## GOAL OF THE EXERCISE
Retype all the records with nothing changed.

## RECORD EXCERPTS
════════

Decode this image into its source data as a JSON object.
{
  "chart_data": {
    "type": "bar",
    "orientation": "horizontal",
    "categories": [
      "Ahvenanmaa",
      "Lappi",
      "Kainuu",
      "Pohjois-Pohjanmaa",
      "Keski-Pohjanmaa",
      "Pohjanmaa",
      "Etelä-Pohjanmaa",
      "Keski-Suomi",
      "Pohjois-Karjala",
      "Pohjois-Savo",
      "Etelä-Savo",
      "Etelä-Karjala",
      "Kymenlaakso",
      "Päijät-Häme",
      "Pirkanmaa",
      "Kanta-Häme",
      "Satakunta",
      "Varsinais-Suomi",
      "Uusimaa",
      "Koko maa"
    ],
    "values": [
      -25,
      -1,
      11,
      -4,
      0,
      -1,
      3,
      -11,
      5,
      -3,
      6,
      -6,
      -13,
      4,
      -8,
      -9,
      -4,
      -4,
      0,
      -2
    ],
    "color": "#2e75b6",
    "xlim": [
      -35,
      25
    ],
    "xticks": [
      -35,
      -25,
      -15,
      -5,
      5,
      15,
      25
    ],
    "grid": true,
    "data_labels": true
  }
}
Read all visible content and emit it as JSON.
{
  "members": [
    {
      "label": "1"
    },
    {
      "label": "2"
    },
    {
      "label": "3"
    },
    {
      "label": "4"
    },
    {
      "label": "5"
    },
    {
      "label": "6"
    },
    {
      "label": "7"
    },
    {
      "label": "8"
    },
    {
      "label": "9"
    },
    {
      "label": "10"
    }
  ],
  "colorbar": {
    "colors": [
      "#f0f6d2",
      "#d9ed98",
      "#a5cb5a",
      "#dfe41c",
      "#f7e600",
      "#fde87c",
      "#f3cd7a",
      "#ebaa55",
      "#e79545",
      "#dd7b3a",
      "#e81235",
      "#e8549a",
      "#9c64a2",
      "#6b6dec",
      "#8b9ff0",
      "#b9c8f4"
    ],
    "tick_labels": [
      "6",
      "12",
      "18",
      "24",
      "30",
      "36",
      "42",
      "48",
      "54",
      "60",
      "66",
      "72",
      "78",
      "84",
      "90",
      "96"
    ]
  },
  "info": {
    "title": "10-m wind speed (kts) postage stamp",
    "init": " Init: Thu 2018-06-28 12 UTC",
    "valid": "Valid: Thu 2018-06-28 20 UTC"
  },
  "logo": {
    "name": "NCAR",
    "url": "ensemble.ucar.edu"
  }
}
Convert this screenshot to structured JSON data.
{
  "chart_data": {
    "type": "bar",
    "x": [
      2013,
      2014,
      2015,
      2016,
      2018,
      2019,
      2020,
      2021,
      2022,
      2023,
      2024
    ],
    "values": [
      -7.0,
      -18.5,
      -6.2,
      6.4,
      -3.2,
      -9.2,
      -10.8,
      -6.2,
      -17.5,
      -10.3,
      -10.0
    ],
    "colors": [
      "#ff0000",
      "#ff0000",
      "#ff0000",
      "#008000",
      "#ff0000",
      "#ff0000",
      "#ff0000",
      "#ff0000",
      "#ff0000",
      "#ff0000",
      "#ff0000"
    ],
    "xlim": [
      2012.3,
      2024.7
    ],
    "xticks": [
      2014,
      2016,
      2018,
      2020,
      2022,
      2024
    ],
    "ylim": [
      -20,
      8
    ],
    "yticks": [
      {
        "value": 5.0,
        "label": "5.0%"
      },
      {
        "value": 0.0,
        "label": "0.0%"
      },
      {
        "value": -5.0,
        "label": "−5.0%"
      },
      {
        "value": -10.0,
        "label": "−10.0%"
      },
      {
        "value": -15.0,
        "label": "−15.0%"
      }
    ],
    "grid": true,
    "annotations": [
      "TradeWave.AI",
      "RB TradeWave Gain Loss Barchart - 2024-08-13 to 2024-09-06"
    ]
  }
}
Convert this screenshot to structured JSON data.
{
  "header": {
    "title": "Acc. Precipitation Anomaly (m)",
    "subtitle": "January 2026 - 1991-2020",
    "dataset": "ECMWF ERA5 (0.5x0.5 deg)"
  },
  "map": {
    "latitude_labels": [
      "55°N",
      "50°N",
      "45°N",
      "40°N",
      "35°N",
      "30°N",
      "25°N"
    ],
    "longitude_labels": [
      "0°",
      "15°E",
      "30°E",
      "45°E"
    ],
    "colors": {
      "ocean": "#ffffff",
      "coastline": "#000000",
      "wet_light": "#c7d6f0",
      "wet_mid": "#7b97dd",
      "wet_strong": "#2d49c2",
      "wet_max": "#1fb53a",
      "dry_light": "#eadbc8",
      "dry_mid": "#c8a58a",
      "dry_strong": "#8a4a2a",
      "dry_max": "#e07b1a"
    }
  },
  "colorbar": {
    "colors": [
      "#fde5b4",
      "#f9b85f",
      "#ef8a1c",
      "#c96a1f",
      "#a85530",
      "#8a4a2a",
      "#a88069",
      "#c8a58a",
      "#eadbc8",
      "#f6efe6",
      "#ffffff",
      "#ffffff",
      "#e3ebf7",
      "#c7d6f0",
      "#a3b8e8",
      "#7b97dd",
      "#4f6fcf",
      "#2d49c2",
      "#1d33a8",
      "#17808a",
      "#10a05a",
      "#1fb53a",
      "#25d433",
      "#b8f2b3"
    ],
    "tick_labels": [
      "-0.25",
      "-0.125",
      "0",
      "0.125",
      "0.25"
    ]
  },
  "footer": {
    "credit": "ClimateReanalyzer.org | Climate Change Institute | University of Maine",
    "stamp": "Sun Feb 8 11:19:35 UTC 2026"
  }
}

════════

## REPLY
Decode this image into its source data as a JSON object.
{
  "chart_data": {
    "type": "bar",
    "orientation": "horizontal",
    "categories": [
      "Ahvenanmaa",
      "Lappi",
      "Kainuu",
      "Pohjois-Pohjanmaa",
      "Keski-Pohjanmaa",
      "Pohjanmaa",
      "Etelä-Pohjanmaa",
      "Keski-Suomi",
      "Pohjois-Karjala",
      "Pohjois-Savo",
      "Etelä-Savo",
      "Etelä-Karjala",
      "Kymenlaakso",
      "Päijät-Häme",
      "Pirkanmaa",
      "Kanta-Häme",
      "Satakunta",
      "Varsinais-Suomi",
      "Uusimaa",
      "Koko maa"
    ],
    "values": [
      -25,
      -1,
      11,
      -4,
      0,
      -1,
      3,
      -11,
      5,
      -3,
      6,
      -6,
      -13,
      4,
      -8,
      -9,
      -4,
      -4,
      0,
      -2
    ],
    "color": "#2e75b6",
    "xlim": [
      -35,
      25
    ],
    "xticks": [
      -35,
      -25,
      -15,
      -5,
      5,
      15,
      25
    ],
    "grid": true,
    "data_labels": true
  }
}
Read all visible content and emit it as JSON.
{
  "members": [
    {
      "label": "1"
    },
    {
      "label": "2"
    },
    {
      "label": "3"
    },
    {
      "label": "4"
    },
    {
      "label": "5"
    },
    {
      "label": "6"
    },
    {
      "label": "7"
    },
    {
      "label": "8"
    },
    {
      "label": "9"
    },
    {
      "label": "10"
    }
  ],
  "colorbar": {
    "colors": [
      "#f0f6d2",
      "#d9ed98",
      "#a5cb5a",
      "#dfe41c",
      "#f7e600",
      "#fde87c",
      "#f3cd7a",
      "#ebaa55",
      "#e79545",
      "#dd7b3a",
      "#e81235",
      "#e8549a",
      "#9c64a2",
      "#6b6dec",
      "#8b9ff0",
      "#b9c8f4"
    ],
    "tick_labels": [
      "6",
      "12",
      "18",
      "24",
      "30",
      "36",
      "42",
      "48",
      "54",
      "60",
      "66",
      "72",
      "78",
      "84",
      "90",
      "96"
    ]
  },
  "info": {
    "title": "10-m wind speed (kts) postage stamp",
    "init": " Init: Thu 2018-06-28 12 UTC",
    "valid": "Valid: Thu 2018-06-28 20 UTC"
  },
  "logo": {
    "name": "NCAR",
    "url": "ensemble.ucar.edu"
  }
}
Convert this screenshot to structured JSON data.
{
  "chart_data": {
    "type": "bar",
    "x": [
      2013,
      2014,
      2015,
      2016,
      2018,
      2019,
      2020,
      2021,
      2022,
      2023,
      2024
    ],
    "values": [
      -7.0,
      -18.5,
      -6.2,
      6.4,
      -3.2,
      -9.2,
      -10.8,
      -6.2,
      -17.5,
      -10.3,
      -10.0
    ],
    "colors": [
      "#ff0000",
      "#ff0000",
      "#ff0000",
      "#008000",
      "#ff0000",
      "#ff0000",
      "#ff0000",
      "#ff0000",
      "#ff0000",
      "#ff0000",
      "#ff0000"
    ],
    "xlim": [
      2012.3,
      2024.7
    ],
    "xticks": [
      2014,
      2016,
      2018,
      2020,
      2022,
      2024
    ],
    "ylim": [
      -20,
      8
    ],
    "yticks": [
      {
        "value": 5.0,
        "label": "5.0%"
      },
      {
        "value": 0.0,
        "label": "0.0%"
      },
      {
        "value": -5.0,
        "label": "−5.0%"
      },
      {
        "value": -10.0,
        "label": "−10.0%"
      },
      {
        "value": -15.0,
        "label": "−15.0%"
      }
    ],
    "grid": true,
    "annotations": [
      "TradeWave.AI",
      "RB TradeWave Gain Loss Barchart - 2024-08-13 to 2024-09-06"
    ]
  }
}
Convert this screenshot to structured JSON data.
{
  "header": {
    "title": "Acc. Precipitation Anomaly (m)",
    "subtitle": "January 2026 - 1991-2020",
    "dataset": "ECMWF ERA5 (0.5x0.5 deg)"
  },
  "map": {
    "latitude_labels": [
      "55°N",
      "50°N",
      "45°N",
      "40°N",
      "35°N",
      "30°N",
      "25°N"
    ],
    "longitude_labels": [
      "0°",
      "15°E",
      "30°E",
      "45°E"
    ],
    "colors": {
      "ocean": "#ffffff",
      "coastline": "#000000",
      "wet_light": "#c7d6f0",
      "wet_mid": "#7b97dd",
      "wet_strong": "#2d49c2",
      "wet_max": "#1fb53a",
      "dry_light": "#eadbc8",
      "dry_mid": "#c8a58a",
      "dry_strong": "#8a4a2a",
      "dry_max": "#e07b1a"
    }
  },
  "colorbar": {
    "colors": [
      "#fde5b4",
      "#f9b85f",
      "#ef8a1c",
      "#c96a1f",
      "#a85530",
      "#8a4a2a",
      "#a88069",
      "#c8a58a",
      "#eadbc8",
      "#f6efe6",
      "#ffffff",
      "#ffffff",
      "#e3ebf7",
      "#c7d6f0",
      "#a3b8e8",
      "#7b97dd",
      "#4f6fcf",
      "#2d49c2",
      "#1d33a8",
      "#17808a",
      "#10a05a",
      "#1fb53a",
      "#25d433",
      "#b8f2b3"
    ],
    "tick_labels": [
      "-0.25",
      "-0.125",
      "0",
      "0.125",
      "0.25"
    ]
  },
  "footer": {
    "credit": "ClimateReanalyzer.org | Climate Change Institute | University of Maine",
    "stamp": "Sun Feb 8 11:19:35 UTC 2026"
  }
}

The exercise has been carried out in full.